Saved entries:
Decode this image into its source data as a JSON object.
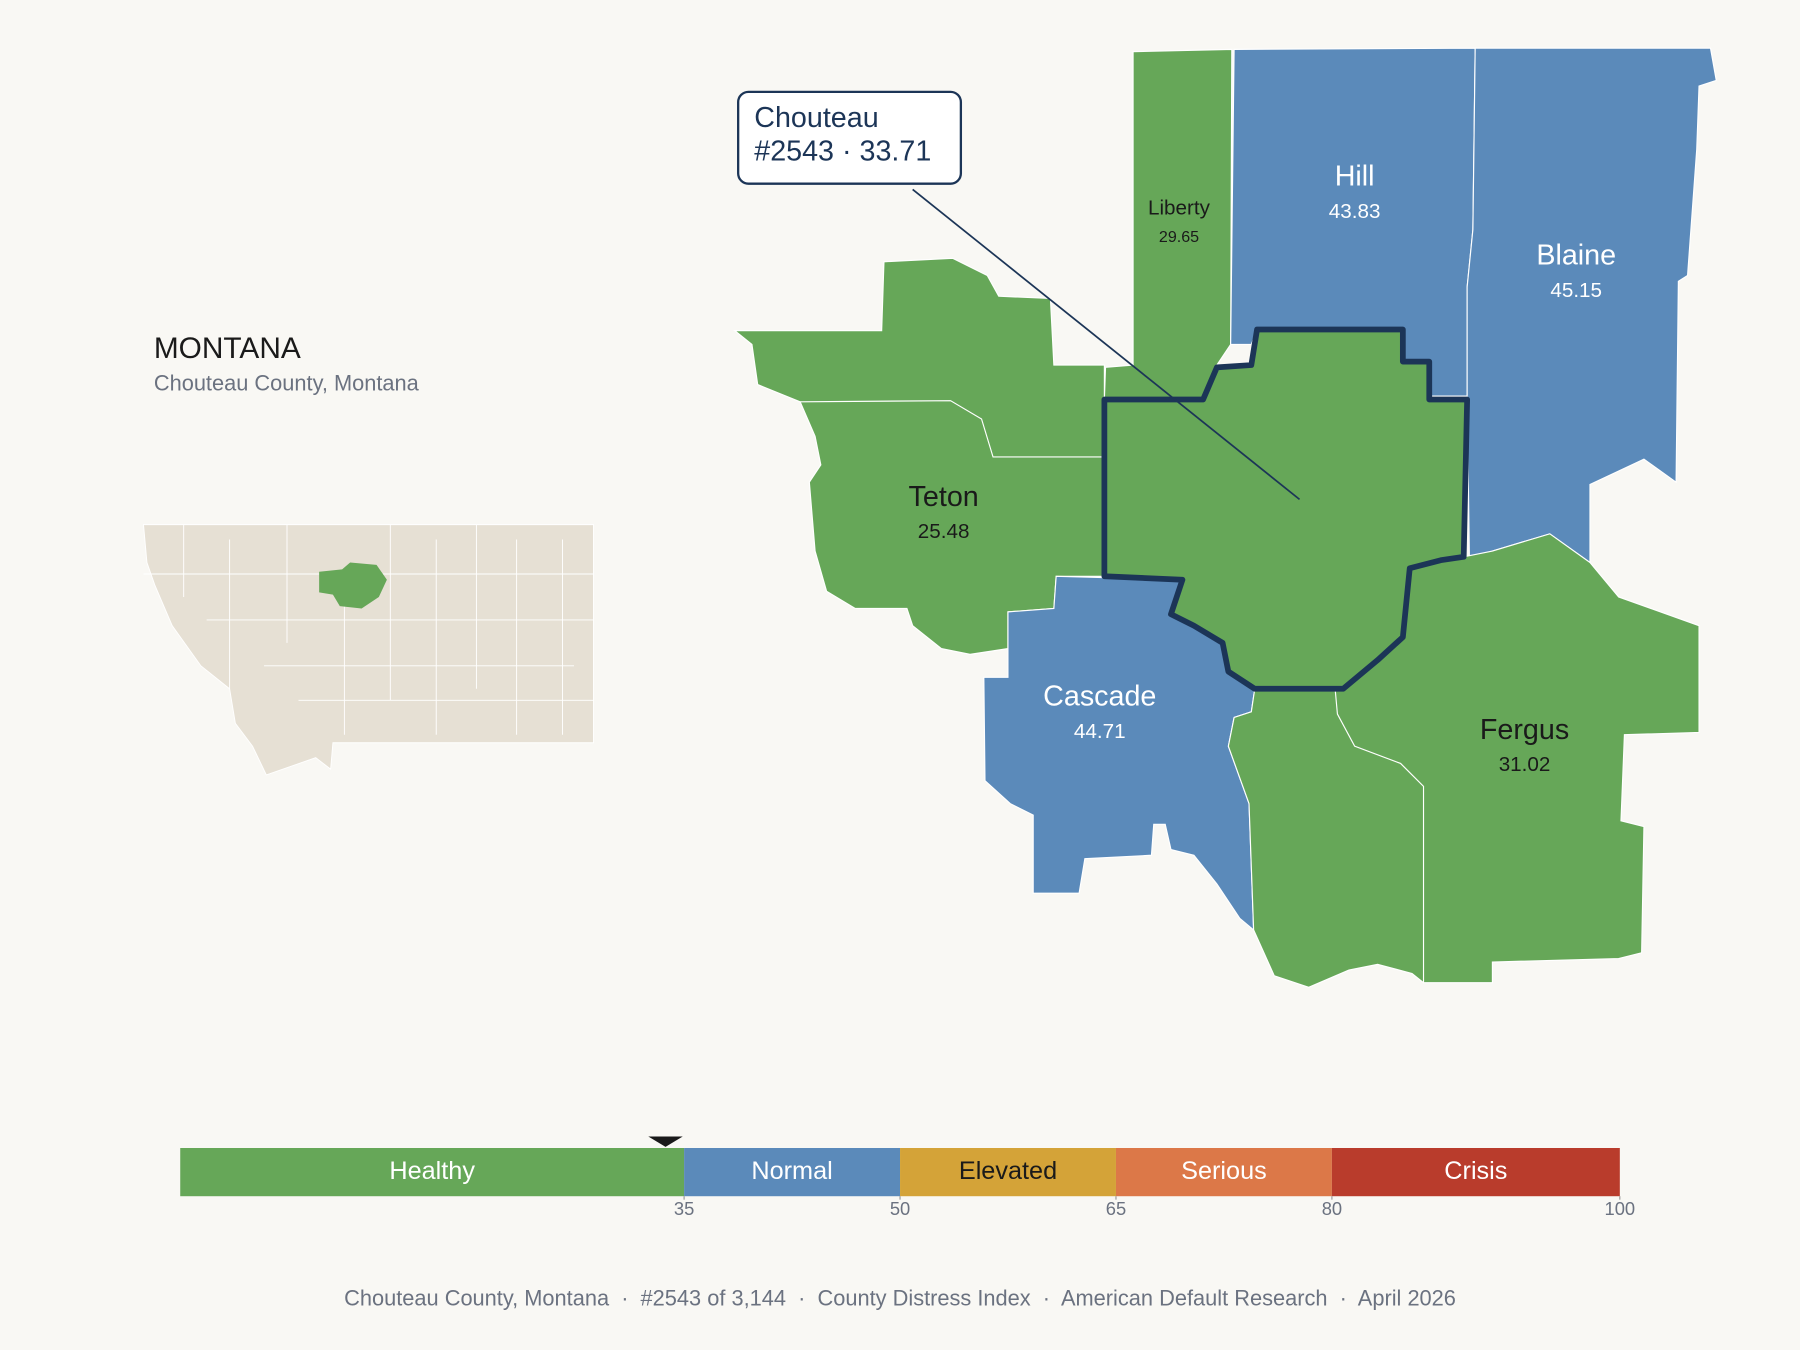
{
  "header": {
    "title": "MONTANA",
    "subtitle": "Chouteau County, Montana"
  },
  "callout": {
    "name": "Chouteau",
    "text": "#2543 · 33.71"
  },
  "counties": [
    {
      "name": "Liberty",
      "value": 29.65,
      "color": "#66a758"
    },
    {
      "name": "Hill",
      "value": 43.83,
      "color": "#5b8aba"
    },
    {
      "name": "Blaine",
      "value": 45.15,
      "color": "#5b8aba"
    },
    {
      "name": "Teton",
      "value": 25.48,
      "color": "#66a758"
    },
    {
      "name": "Cascade",
      "value": 44.71,
      "color": "#5b8aba"
    },
    {
      "name": "Fergus",
      "value": 31.02,
      "color": "#66a758"
    }
  ],
  "scale": {
    "range": [
      0,
      100
    ],
    "marker": 33.71,
    "bands": [
      {
        "label": "Healthy",
        "from": 0,
        "to": 35,
        "color": "#66a758"
      },
      {
        "label": "Normal",
        "from": 35,
        "to": 50,
        "color": "#5b8aba"
      },
      {
        "label": "Elevated",
        "from": 50,
        "to": 65,
        "color": "#d4a338"
      },
      {
        "label": "Serious",
        "from": 65,
        "to": 80,
        "color": "#dc7848"
      },
      {
        "label": "Crisis",
        "from": 80,
        "to": 100,
        "color": "#b93c2c"
      }
    ],
    "ticks": [
      35,
      50,
      65,
      80,
      100
    ]
  },
  "footer": "Chouteau County, Montana  ·  #2543 of 3,144  ·  County Distress Index  ·  American Default Research  ·  April 2026"
}
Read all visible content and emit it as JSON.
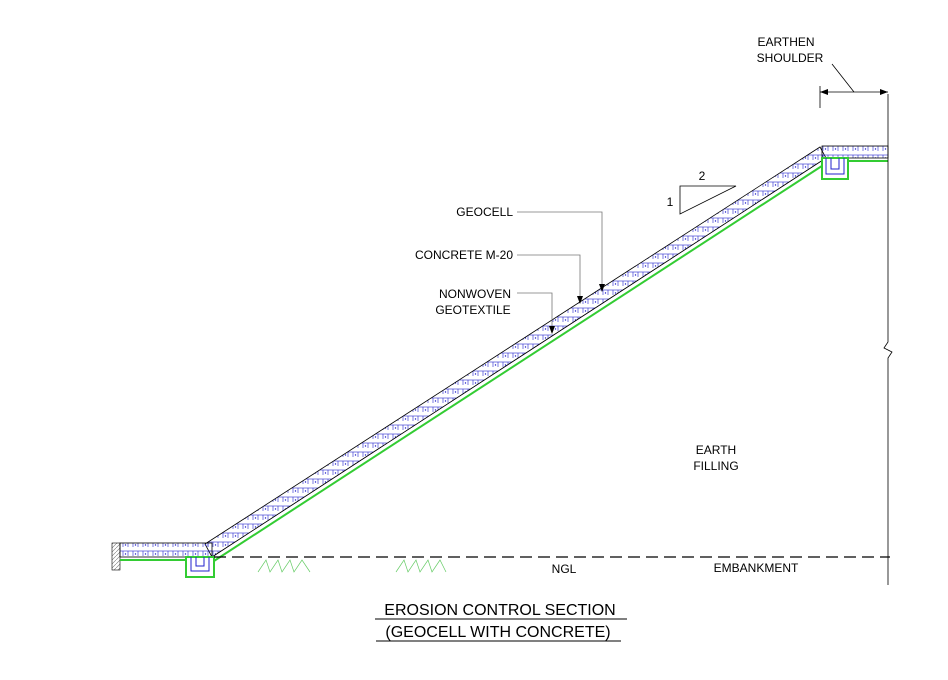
{
  "labels": {
    "earthen_shoulder_1": "EARTHEN",
    "earthen_shoulder_2": "SHOULDER",
    "slope_h": "2",
    "slope_v": "1",
    "geocell": "GEOCELL",
    "concrete": "CONCRETE M-20",
    "nonwoven_1": "NONWOVEN",
    "nonwoven_2": "GEOTEXTILE",
    "earth_filling_1": "EARTH",
    "earth_filling_2": "FILLING",
    "ngl": "NGL",
    "embankment": "EMBANKMENT"
  },
  "title": {
    "line1": "EROSION CONTROL SECTION",
    "line2": "(GEOCELL WITH CONCRETE)"
  },
  "colors": {
    "geotextile": "#33cc33",
    "geocell": "#2222cc",
    "line": "#000000",
    "grass": "#66cc66"
  }
}
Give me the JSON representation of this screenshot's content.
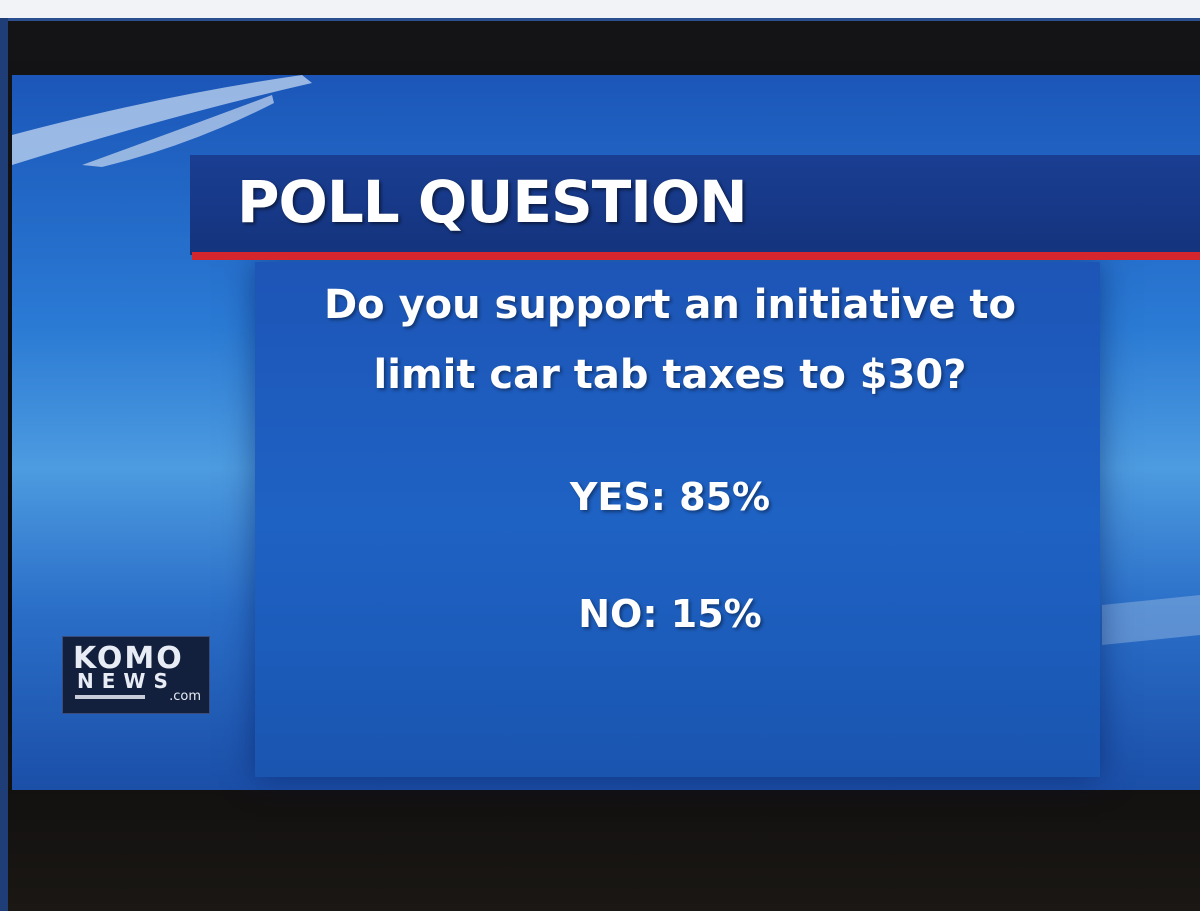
{
  "screen": {
    "title": "POLL QUESTION",
    "question": [
      "Do you support an initiative to",
      "limit car tab taxes to $30?"
    ],
    "answers": [
      "YES: 85%",
      "NO: 15%"
    ],
    "logo": {
      "line1": "KOMO",
      "line2": "NEWS",
      "line3": ".com"
    }
  }
}
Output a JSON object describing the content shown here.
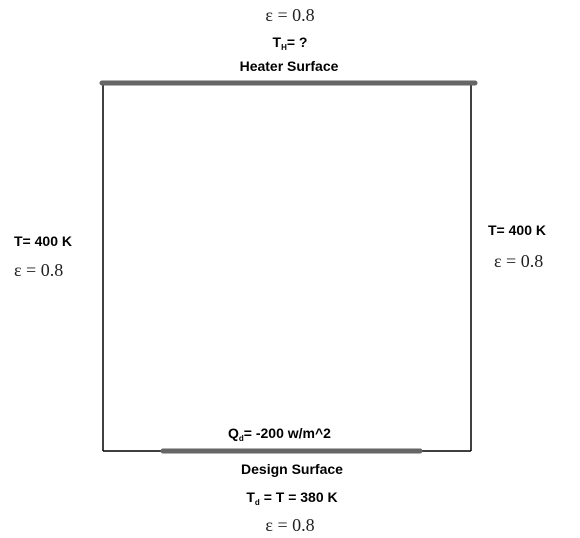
{
  "heater": {
    "emissivity": "ε = 0.8",
    "temperature": {
      "main": "T",
      "sub": "H",
      "rest": "= ?"
    },
    "label": "Heater Surface"
  },
  "left_wall": {
    "temperature": "T= 400 K",
    "emissivity": "ε = 0.8"
  },
  "right_wall": {
    "temperature": "T= 400 K",
    "emissivity": "ε = 0.8"
  },
  "design": {
    "heat_flux": {
      "main": "Q",
      "sub": "d",
      "rest": "= -200 w/m^2"
    },
    "label": "Design Surface",
    "temperature": {
      "main": "T",
      "sub": "d",
      "rest": " = T = 380 K"
    },
    "emissivity": "ε = 0.8"
  }
}
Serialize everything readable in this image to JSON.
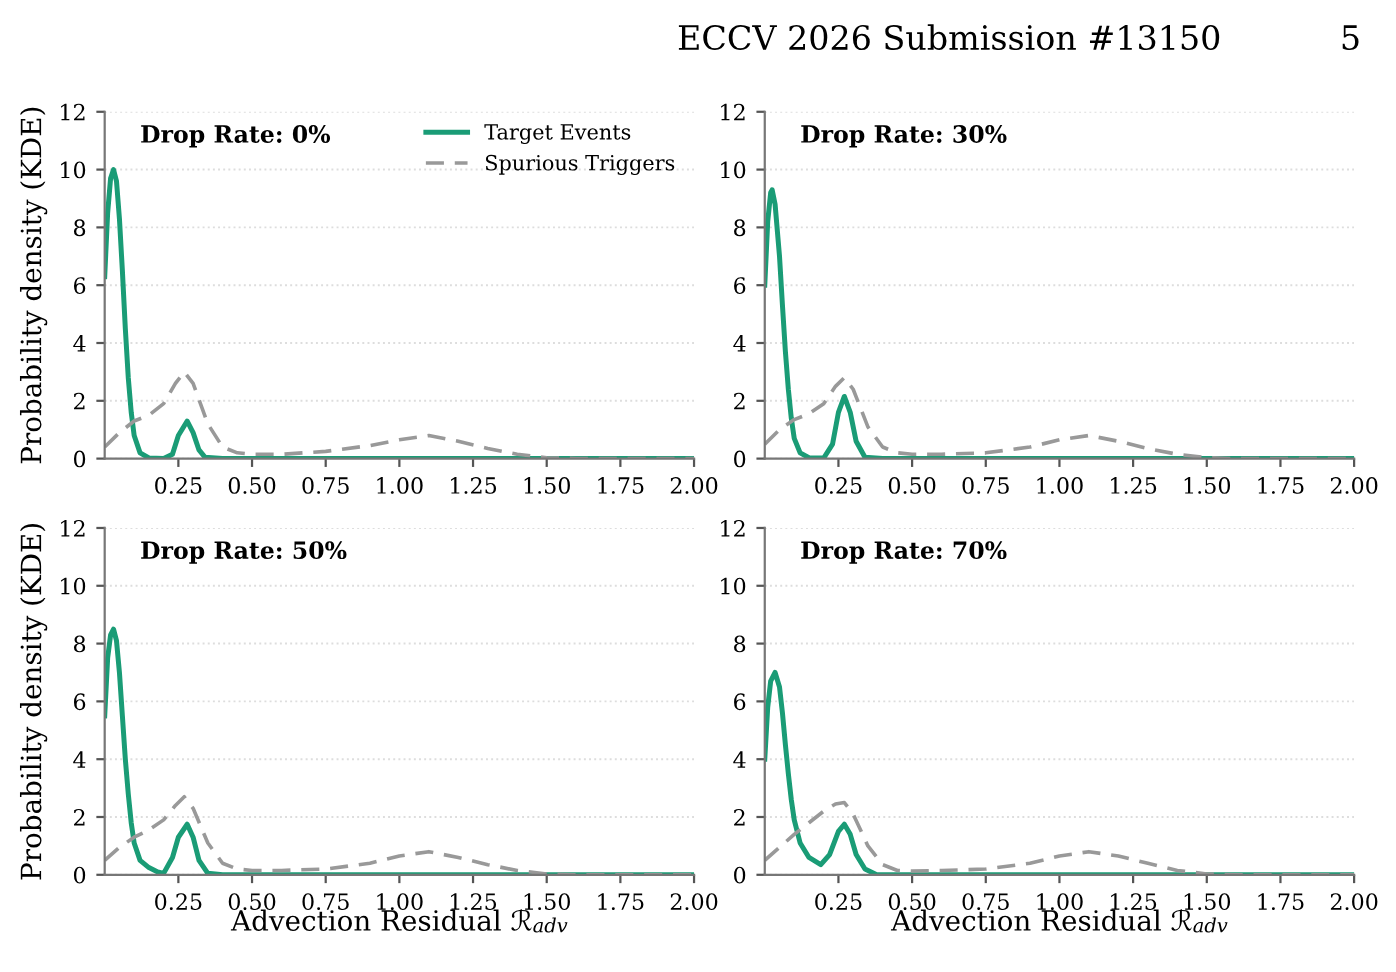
{
  "chart_data": [
    {
      "type": "line",
      "ylabel": "Probability density (KDE)",
      "xlim": [
        0,
        2
      ],
      "ylim": [
        0,
        12
      ],
      "xticks": [
        0.25,
        {
          "value": 0.5,
          "label": "0.50"
        },
        0.75,
        {
          "value": 1,
          "label": "1.00"
        },
        1.25,
        {
          "value": 1.5,
          "label": "1.50"
        },
        1.75,
        {
          "value": 2,
          "label": "2.00"
        }
      ],
      "yticks": [
        0,
        2,
        4,
        6,
        8,
        10,
        12
      ],
      "grid": "y",
      "legend": "top right",
      "annotations": [
        "Drop Rate: 0%",
        "ECCV 2026 Submission #13150",
        "5"
      ],
      "series": [
        {
          "name": "Target Events",
          "color": "#1a9c76",
          "line_style": "solid",
          "x": [
            0,
            0.01,
            0.02,
            0.03,
            0.04,
            0.05,
            0.06,
            0.07,
            0.08,
            0.09,
            0.1,
            0.12,
            0.15,
            0.2,
            0.23,
            0.25,
            0.28,
            0.3,
            0.32,
            0.34,
            0.4,
            2.0
          ],
          "values": [
            6.3,
            8.5,
            9.7,
            10.0,
            9.6,
            8.3,
            6.5,
            4.5,
            2.8,
            1.6,
            0.8,
            0.2,
            0.02,
            0,
            0.15,
            0.8,
            1.3,
            0.9,
            0.3,
            0.05,
            0,
            0
          ]
        },
        {
          "name": "Spurious Triggers",
          "color": "#999999",
          "line_style": "dashed",
          "x": [
            0,
            0.05,
            0.1,
            0.15,
            0.2,
            0.24,
            0.27,
            0.3,
            0.35,
            0.4,
            0.45,
            0.5,
            0.6,
            0.75,
            0.9,
            1.0,
            1.1,
            1.2,
            1.3,
            1.4,
            1.5,
            1.6,
            2.0
          ],
          "values": [
            0.4,
            0.9,
            1.3,
            1.5,
            1.9,
            2.6,
            3.0,
            2.6,
            1.2,
            0.4,
            0.2,
            0.15,
            0.15,
            0.25,
            0.45,
            0.65,
            0.8,
            0.6,
            0.35,
            0.15,
            0.03,
            0,
            0
          ]
        }
      ]
    },
    {
      "type": "line",
      "xlim": [
        0,
        2
      ],
      "ylim": [
        0,
        12
      ],
      "xticks": [
        0.25,
        {
          "value": 0.5,
          "label": "0.50"
        },
        0.75,
        {
          "value": 1,
          "label": "1.00"
        },
        1.25,
        {
          "value": 1.5,
          "label": "1.50"
        },
        1.75,
        {
          "value": 2,
          "label": "2.00"
        }
      ],
      "yticks": [
        0,
        2,
        4,
        6,
        8,
        10,
        12
      ],
      "grid": "y",
      "annotations": [
        "Drop Rate: 30%"
      ],
      "series": [
        {
          "color": "#1a9c76",
          "line_style": "solid",
          "x": [
            0,
            0.01,
            0.02,
            0.025,
            0.035,
            0.05,
            0.06,
            0.07,
            0.08,
            0.09,
            0.1,
            0.12,
            0.15,
            0.2,
            0.23,
            0.25,
            0.27,
            0.29,
            0.31,
            0.34,
            0.4,
            2.0
          ],
          "values": [
            6.0,
            8.2,
            9.2,
            9.3,
            8.8,
            7.0,
            5.3,
            3.7,
            2.4,
            1.4,
            0.7,
            0.2,
            0.03,
            0.02,
            0.5,
            1.6,
            2.15,
            1.6,
            0.6,
            0.05,
            0,
            0
          ]
        },
        {
          "color": "#999999",
          "line_style": "dashed",
          "x": [
            0,
            0.05,
            0.1,
            0.15,
            0.2,
            0.24,
            0.27,
            0.3,
            0.35,
            0.4,
            0.45,
            0.5,
            0.6,
            0.75,
            0.9,
            1.0,
            1.1,
            1.2,
            1.3,
            1.4,
            1.5,
            1.6,
            2.0
          ],
          "values": [
            0.5,
            1.0,
            1.35,
            1.55,
            1.9,
            2.5,
            2.8,
            2.4,
            1.1,
            0.4,
            0.2,
            0.15,
            0.15,
            0.2,
            0.4,
            0.65,
            0.8,
            0.6,
            0.35,
            0.15,
            0.03,
            0,
            0
          ]
        }
      ]
    },
    {
      "type": "line",
      "ylabel": "Probability density (KDE)",
      "xlabel": "Advection Residual ℛ$_{adv}$",
      "xlim": [
        0,
        2
      ],
      "ylim": [
        0,
        12
      ],
      "xticks": [
        0.25,
        {
          "value": 0.5,
          "label": "0.50"
        },
        0.75,
        {
          "value": 1,
          "label": "1.00"
        },
        1.25,
        {
          "value": 1.5,
          "label": "1.50"
        },
        1.75,
        {
          "value": 2,
          "label": "2.00"
        }
      ],
      "yticks": [
        0,
        2,
        4,
        6,
        8,
        10,
        12
      ],
      "grid": "y",
      "annotations": [
        "Drop Rate: 50%"
      ],
      "series": [
        {
          "color": "#1a9c76",
          "line_style": "solid",
          "x": [
            0,
            0.01,
            0.02,
            0.03,
            0.04,
            0.05,
            0.06,
            0.07,
            0.08,
            0.09,
            0.1,
            0.12,
            0.15,
            0.18,
            0.2,
            0.23,
            0.25,
            0.28,
            0.3,
            0.32,
            0.35,
            0.4,
            2.0
          ],
          "values": [
            5.5,
            7.5,
            8.3,
            8.5,
            8.1,
            7.0,
            5.5,
            4.0,
            2.8,
            1.8,
            1.1,
            0.5,
            0.25,
            0.1,
            0.05,
            0.6,
            1.3,
            1.75,
            1.3,
            0.5,
            0.05,
            0,
            0
          ]
        },
        {
          "color": "#999999",
          "line_style": "dashed",
          "x": [
            0,
            0.05,
            0.1,
            0.15,
            0.2,
            0.24,
            0.27,
            0.3,
            0.35,
            0.4,
            0.45,
            0.5,
            0.6,
            0.75,
            0.9,
            1.0,
            1.1,
            1.2,
            1.3,
            1.4,
            1.5,
            1.6,
            2.0
          ],
          "values": [
            0.5,
            0.95,
            1.3,
            1.55,
            1.9,
            2.4,
            2.7,
            2.3,
            1.1,
            0.4,
            0.2,
            0.15,
            0.15,
            0.2,
            0.4,
            0.65,
            0.8,
            0.6,
            0.35,
            0.15,
            0.03,
            0,
            0
          ]
        }
      ]
    },
    {
      "type": "line",
      "xlabel": "Advection Residual ℛ$_{adv}$",
      "xlim": [
        0,
        2
      ],
      "ylim": [
        0,
        12
      ],
      "xticks": [
        0.25,
        {
          "value": 0.5,
          "label": "0.50"
        },
        0.75,
        {
          "value": 1,
          "label": "1.00"
        },
        1.25,
        {
          "value": 1.5,
          "label": "1.50"
        },
        1.75,
        {
          "value": 2,
          "label": "2.00"
        }
      ],
      "yticks": [
        0,
        2,
        4,
        6,
        8,
        10,
        12
      ],
      "grid": "y",
      "annotations": [
        "Drop Rate: 70%"
      ],
      "series": [
        {
          "color": "#1a9c76",
          "line_style": "solid",
          "x": [
            0,
            0.01,
            0.02,
            0.035,
            0.05,
            0.06,
            0.07,
            0.08,
            0.09,
            0.1,
            0.12,
            0.15,
            0.19,
            0.22,
            0.25,
            0.27,
            0.29,
            0.31,
            0.34,
            0.38,
            2.0
          ],
          "values": [
            4.0,
            5.8,
            6.7,
            7.0,
            6.5,
            5.6,
            4.5,
            3.5,
            2.6,
            1.9,
            1.1,
            0.6,
            0.35,
            0.7,
            1.5,
            1.75,
            1.4,
            0.7,
            0.2,
            0,
            0
          ]
        },
        {
          "color": "#999999",
          "line_style": "dashed",
          "x": [
            0,
            0.05,
            0.1,
            0.15,
            0.2,
            0.24,
            0.27,
            0.3,
            0.35,
            0.4,
            0.45,
            0.5,
            0.6,
            0.75,
            0.9,
            1.0,
            1.1,
            1.2,
            1.3,
            1.4,
            1.5,
            1.6,
            2.0
          ],
          "values": [
            0.5,
            0.95,
            1.4,
            1.8,
            2.2,
            2.45,
            2.5,
            2.1,
            1.0,
            0.35,
            0.15,
            0.13,
            0.15,
            0.2,
            0.4,
            0.65,
            0.8,
            0.65,
            0.4,
            0.15,
            0.03,
            0,
            0
          ]
        }
      ]
    }
  ]
}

§ **STATED TASK**:
Copy each line of the records that contains the word "JSON".

§ **REPLY TO THE EXERCISE**:
Decode this image into its source data as a JSON object.
Read all visible content and emit it as JSON.
Give me the JSON representation of this screenshot's content.
Output a JSON object describing the content shown here.
Serialize everything readable in this image to JSON.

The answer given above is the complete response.